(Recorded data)
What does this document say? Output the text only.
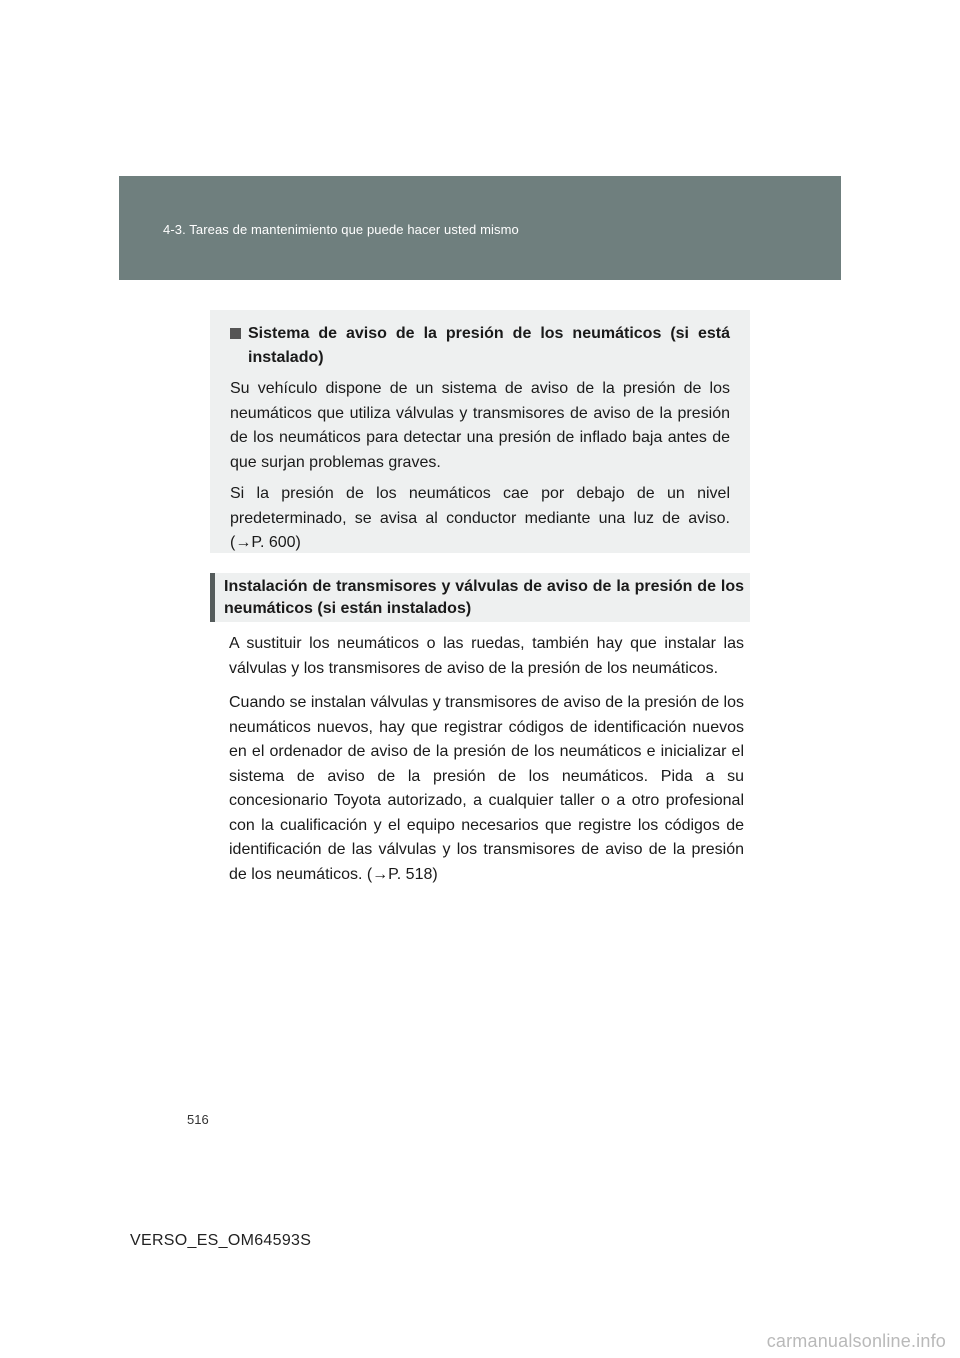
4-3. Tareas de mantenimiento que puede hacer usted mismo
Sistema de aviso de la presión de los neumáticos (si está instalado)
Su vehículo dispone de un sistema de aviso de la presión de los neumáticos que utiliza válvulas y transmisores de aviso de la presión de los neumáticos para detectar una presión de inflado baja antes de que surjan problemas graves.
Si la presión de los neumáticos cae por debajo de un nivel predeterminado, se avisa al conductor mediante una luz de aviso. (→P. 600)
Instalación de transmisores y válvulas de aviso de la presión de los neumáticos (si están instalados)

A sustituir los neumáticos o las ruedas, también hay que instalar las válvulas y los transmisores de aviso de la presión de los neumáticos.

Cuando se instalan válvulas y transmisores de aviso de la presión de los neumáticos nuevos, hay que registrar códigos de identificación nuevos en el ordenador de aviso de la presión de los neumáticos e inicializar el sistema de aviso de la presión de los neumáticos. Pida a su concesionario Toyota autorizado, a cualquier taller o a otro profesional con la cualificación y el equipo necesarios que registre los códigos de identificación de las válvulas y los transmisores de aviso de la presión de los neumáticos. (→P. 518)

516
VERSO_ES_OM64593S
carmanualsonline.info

---

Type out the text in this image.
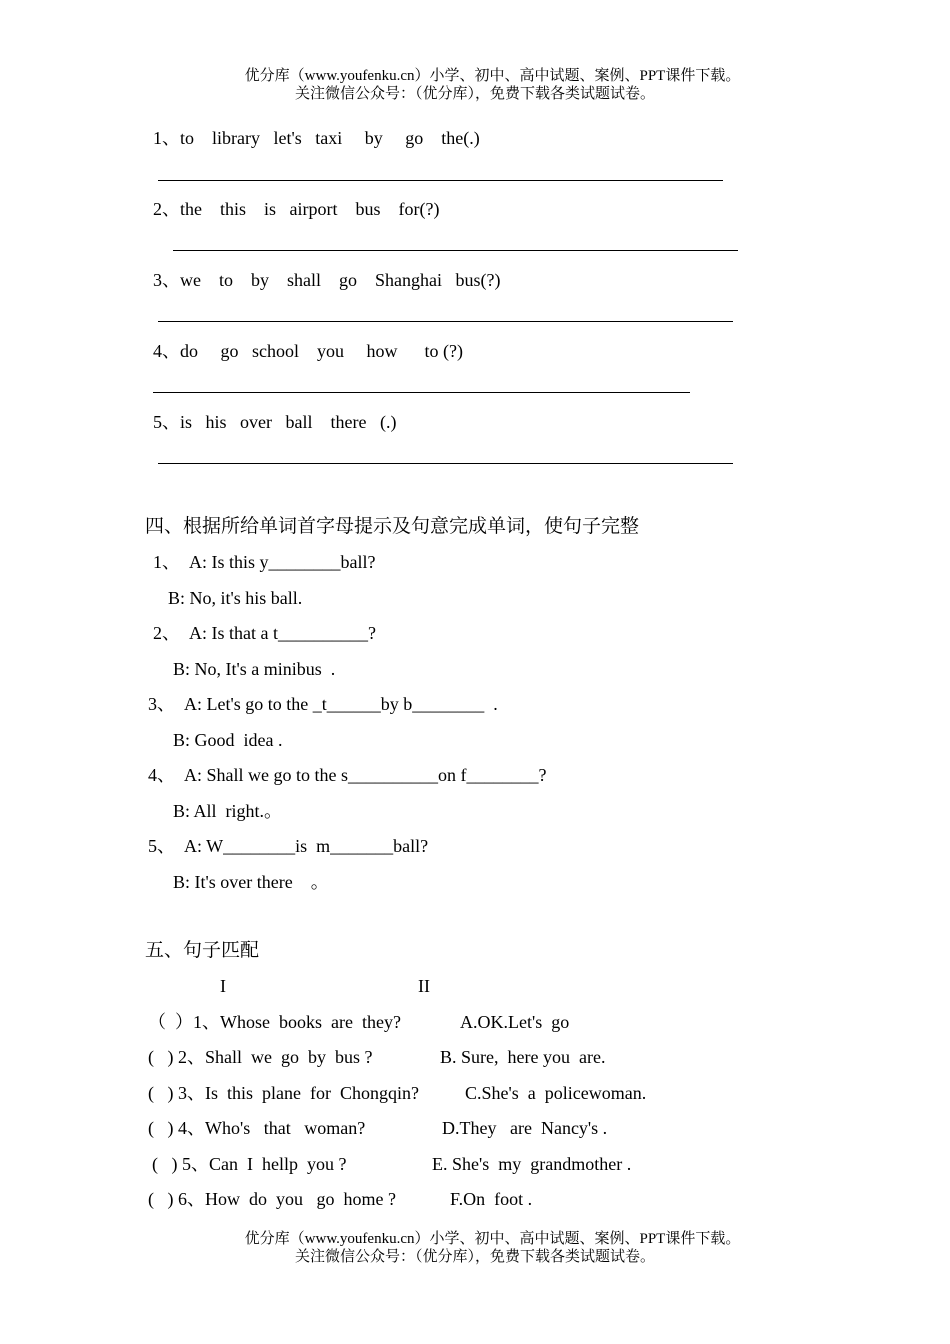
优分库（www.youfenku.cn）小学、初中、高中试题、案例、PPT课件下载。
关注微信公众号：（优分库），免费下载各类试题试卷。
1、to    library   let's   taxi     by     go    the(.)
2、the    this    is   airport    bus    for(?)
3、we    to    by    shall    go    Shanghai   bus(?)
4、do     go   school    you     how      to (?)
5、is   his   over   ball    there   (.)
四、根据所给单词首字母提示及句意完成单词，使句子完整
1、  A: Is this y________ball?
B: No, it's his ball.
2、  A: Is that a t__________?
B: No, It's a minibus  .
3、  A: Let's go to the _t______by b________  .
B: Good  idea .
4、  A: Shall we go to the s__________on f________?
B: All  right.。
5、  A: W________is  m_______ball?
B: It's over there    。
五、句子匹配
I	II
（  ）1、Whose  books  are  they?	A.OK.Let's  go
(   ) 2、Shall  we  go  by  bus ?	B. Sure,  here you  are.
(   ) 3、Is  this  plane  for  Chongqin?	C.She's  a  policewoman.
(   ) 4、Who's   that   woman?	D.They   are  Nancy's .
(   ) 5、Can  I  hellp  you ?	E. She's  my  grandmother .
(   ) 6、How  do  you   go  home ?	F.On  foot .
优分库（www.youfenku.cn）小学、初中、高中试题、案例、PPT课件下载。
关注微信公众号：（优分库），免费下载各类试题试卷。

==

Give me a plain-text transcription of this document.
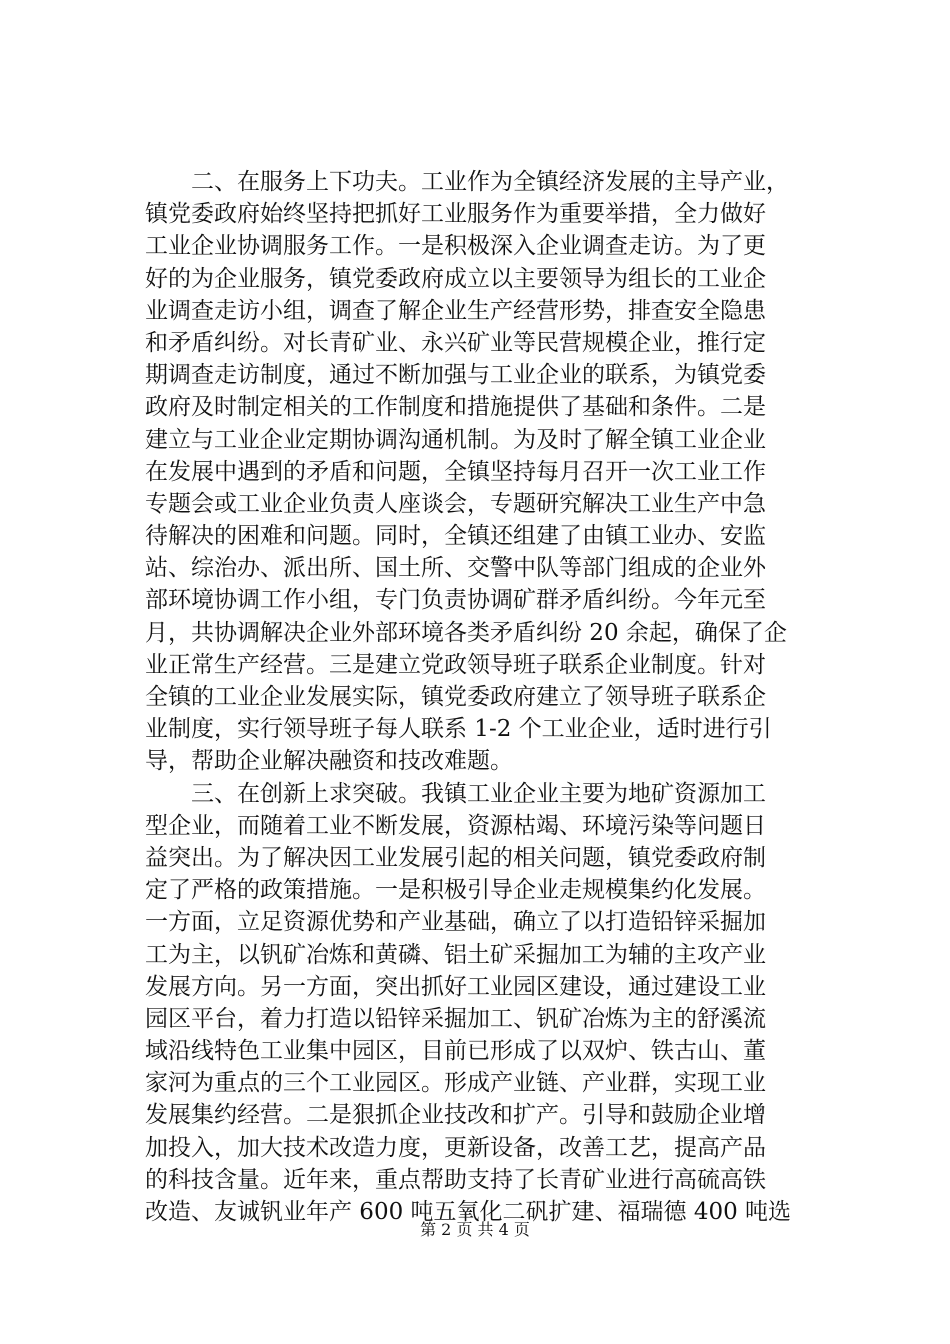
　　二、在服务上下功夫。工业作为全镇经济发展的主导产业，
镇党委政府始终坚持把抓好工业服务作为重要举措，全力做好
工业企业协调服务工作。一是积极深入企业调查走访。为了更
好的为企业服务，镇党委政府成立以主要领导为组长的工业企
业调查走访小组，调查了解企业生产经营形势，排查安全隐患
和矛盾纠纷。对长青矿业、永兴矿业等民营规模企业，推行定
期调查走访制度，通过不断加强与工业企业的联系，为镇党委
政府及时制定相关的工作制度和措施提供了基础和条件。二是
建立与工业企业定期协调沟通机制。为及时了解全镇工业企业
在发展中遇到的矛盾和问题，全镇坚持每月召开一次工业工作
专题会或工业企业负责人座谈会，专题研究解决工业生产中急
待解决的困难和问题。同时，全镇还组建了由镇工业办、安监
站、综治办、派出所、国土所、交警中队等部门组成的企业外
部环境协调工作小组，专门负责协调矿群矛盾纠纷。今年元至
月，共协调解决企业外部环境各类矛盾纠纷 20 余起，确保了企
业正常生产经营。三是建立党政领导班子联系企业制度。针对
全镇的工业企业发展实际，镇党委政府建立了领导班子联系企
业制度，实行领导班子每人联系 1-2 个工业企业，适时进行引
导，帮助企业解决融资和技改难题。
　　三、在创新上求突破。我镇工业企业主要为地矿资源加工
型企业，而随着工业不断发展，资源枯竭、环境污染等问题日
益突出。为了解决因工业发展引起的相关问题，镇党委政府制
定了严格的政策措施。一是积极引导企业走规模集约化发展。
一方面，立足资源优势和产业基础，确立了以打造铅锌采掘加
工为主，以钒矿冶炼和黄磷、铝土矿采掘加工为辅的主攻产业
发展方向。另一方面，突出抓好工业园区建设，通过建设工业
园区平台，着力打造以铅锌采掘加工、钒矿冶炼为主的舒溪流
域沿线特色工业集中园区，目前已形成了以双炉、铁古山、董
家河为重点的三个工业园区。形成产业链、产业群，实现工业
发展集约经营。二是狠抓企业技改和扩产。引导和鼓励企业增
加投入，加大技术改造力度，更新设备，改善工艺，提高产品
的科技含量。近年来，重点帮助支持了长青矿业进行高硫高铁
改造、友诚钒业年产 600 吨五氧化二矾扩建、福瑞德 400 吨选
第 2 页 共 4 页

TASK TO CARRY OUT
Copy out all lines that carry the word "over".

RESPONSE TO THIS EXERCISE
5、is   his   over   ball    there   (.)
B: It's over there    。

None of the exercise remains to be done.